Task to complete —
In the entries below, count every line containing "TradeWave". Reply with the number alone.

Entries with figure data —

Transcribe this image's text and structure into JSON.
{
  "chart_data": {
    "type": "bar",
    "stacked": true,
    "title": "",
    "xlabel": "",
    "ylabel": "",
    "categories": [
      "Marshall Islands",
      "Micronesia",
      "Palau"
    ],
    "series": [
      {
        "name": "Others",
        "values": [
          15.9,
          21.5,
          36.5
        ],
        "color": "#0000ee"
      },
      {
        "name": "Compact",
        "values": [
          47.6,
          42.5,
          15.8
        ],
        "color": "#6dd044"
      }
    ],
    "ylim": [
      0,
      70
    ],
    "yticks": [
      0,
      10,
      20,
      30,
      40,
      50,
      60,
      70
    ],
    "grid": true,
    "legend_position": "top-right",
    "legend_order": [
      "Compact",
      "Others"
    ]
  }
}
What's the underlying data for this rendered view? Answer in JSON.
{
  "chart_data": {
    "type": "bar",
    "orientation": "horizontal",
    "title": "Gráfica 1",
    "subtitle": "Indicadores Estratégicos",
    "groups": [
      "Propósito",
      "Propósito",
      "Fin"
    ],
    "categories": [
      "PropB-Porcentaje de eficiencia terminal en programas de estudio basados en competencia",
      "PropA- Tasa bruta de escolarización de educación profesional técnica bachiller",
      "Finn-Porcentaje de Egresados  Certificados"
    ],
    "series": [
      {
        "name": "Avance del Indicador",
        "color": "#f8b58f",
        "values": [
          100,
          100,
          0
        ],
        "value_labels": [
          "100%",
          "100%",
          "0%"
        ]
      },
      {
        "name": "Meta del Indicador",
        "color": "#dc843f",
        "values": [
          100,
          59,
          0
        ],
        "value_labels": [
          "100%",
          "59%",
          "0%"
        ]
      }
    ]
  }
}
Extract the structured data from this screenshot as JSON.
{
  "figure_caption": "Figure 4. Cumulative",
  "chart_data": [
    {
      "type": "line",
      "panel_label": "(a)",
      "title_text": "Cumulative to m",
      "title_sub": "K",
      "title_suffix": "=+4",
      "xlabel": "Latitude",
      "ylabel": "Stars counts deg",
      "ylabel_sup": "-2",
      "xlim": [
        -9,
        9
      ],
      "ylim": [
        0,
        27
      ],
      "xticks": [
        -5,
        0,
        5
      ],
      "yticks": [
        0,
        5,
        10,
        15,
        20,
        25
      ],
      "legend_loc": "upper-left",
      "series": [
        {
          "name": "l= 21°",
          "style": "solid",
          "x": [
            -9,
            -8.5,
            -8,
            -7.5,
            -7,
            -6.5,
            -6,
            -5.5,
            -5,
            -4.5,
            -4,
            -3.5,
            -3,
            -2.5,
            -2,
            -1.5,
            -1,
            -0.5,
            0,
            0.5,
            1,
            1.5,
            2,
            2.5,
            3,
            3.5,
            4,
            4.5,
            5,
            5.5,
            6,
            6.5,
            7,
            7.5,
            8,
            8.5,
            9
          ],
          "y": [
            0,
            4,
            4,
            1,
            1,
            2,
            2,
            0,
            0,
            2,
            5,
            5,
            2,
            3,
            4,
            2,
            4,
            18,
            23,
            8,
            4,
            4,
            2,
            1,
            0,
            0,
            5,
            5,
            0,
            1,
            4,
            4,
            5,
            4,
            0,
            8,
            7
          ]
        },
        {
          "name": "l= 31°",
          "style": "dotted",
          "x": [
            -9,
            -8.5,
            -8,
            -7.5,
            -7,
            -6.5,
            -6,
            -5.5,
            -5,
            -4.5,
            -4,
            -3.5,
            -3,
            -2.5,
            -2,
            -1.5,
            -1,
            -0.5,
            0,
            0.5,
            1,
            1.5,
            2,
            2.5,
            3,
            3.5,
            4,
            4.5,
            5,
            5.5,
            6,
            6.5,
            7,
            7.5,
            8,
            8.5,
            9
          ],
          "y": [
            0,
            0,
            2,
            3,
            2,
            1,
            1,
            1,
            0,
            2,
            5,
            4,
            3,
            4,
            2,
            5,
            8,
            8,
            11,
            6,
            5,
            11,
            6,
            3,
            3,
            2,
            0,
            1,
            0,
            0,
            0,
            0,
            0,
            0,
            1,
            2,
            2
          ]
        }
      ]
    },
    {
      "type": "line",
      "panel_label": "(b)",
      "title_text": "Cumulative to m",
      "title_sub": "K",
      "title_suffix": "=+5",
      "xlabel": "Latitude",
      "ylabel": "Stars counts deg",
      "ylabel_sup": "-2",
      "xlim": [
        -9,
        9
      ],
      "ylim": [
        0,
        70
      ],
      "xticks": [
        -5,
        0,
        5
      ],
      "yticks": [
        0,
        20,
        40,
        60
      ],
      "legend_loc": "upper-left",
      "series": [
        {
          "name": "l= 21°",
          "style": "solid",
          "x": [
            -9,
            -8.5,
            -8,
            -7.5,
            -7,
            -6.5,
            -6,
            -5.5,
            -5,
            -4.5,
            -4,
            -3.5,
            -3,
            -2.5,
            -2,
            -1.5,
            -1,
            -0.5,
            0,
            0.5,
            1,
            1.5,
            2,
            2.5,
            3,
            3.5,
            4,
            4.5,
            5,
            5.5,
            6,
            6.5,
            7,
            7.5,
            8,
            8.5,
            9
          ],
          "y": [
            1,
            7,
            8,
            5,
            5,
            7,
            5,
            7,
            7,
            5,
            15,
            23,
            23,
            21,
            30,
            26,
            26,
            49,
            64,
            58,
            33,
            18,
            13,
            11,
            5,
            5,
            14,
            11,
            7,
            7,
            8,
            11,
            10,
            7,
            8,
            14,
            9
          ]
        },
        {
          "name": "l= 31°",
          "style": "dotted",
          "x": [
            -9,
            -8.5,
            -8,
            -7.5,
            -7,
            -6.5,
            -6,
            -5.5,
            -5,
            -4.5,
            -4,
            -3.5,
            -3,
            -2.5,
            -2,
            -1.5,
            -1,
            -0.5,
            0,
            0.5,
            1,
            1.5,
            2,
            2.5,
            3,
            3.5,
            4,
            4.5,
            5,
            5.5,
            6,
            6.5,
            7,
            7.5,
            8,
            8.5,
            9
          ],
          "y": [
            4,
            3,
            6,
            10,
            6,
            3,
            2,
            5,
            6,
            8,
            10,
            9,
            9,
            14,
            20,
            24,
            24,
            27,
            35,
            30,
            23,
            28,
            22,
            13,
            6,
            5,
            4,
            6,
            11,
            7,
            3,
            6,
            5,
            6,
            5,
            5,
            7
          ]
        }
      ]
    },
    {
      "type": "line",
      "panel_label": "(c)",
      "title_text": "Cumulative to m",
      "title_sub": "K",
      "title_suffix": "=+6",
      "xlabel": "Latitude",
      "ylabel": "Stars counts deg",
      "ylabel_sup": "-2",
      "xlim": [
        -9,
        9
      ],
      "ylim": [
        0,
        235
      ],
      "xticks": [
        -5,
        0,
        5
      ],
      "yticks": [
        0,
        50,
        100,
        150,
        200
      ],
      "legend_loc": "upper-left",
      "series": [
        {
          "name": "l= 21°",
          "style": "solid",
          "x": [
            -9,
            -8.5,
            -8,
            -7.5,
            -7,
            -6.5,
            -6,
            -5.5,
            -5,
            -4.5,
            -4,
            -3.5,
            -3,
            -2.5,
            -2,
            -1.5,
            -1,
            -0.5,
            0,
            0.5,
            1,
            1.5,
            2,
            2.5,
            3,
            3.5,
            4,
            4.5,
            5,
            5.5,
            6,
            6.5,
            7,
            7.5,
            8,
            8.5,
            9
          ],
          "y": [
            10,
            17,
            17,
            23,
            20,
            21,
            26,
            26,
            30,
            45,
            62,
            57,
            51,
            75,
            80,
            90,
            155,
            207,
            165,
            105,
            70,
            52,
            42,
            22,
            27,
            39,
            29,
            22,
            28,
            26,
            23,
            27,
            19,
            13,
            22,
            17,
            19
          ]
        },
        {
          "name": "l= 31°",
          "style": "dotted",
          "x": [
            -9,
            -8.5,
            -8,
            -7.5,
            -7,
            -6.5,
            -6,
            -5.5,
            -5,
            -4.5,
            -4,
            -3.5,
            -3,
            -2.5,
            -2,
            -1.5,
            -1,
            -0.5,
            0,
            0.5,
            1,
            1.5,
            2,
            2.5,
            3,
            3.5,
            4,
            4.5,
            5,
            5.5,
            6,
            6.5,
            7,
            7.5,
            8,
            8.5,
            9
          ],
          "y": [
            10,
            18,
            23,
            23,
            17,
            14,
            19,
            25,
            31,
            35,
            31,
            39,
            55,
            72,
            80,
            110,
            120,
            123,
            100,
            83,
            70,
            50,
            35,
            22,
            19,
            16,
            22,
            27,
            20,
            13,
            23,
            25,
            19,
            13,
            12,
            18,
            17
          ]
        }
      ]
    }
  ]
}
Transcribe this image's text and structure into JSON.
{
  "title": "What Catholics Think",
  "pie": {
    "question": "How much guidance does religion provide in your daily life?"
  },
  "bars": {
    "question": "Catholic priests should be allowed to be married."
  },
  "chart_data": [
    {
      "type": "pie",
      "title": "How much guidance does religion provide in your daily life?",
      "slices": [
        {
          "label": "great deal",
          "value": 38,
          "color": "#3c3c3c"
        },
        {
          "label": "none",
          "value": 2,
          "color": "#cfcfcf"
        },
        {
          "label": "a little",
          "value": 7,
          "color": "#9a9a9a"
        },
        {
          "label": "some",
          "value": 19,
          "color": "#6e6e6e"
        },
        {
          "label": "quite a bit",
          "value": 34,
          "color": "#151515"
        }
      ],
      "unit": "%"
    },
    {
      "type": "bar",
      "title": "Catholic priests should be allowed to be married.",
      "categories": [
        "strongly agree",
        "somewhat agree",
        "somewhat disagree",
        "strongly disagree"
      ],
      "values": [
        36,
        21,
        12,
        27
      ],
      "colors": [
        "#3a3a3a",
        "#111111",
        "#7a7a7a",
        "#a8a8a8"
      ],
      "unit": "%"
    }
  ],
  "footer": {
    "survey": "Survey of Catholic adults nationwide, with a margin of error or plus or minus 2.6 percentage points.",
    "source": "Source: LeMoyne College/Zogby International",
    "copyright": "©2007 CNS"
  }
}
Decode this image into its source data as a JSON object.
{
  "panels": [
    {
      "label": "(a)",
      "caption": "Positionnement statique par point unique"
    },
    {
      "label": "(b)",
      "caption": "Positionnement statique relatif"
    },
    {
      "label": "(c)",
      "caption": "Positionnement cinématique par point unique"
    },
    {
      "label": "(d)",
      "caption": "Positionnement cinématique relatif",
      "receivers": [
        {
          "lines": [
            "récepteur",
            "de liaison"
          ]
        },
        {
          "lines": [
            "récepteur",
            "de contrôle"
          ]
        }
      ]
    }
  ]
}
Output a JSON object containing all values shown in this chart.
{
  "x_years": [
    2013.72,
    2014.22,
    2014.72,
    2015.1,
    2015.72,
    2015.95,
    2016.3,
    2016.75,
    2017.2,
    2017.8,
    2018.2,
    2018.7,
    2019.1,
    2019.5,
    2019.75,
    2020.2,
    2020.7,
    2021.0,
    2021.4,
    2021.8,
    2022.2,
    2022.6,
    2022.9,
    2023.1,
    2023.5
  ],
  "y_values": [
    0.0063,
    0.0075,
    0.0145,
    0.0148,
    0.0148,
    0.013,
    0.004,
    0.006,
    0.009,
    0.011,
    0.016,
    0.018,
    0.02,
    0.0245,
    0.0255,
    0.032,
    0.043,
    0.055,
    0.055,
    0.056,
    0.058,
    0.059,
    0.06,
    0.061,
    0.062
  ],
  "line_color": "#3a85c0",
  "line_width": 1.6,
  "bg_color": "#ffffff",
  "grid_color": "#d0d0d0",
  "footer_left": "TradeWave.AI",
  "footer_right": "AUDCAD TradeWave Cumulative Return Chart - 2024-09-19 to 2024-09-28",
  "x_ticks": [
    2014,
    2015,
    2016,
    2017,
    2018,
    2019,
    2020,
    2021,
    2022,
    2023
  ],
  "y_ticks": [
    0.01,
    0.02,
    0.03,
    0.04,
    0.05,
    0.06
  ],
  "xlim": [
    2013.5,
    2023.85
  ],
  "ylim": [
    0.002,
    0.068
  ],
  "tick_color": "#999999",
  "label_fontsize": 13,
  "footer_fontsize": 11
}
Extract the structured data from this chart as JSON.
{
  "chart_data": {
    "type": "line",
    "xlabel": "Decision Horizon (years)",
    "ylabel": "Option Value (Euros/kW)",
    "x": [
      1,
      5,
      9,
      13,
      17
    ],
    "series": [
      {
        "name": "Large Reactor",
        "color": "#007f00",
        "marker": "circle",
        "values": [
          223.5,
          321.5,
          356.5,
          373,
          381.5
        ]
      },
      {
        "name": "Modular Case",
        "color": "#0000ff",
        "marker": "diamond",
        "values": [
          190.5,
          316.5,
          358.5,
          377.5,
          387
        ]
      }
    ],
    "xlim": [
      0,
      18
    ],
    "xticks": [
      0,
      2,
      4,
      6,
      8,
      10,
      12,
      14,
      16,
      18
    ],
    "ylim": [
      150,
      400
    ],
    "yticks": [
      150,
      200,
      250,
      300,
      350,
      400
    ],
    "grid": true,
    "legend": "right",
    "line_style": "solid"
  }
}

Completed task —
2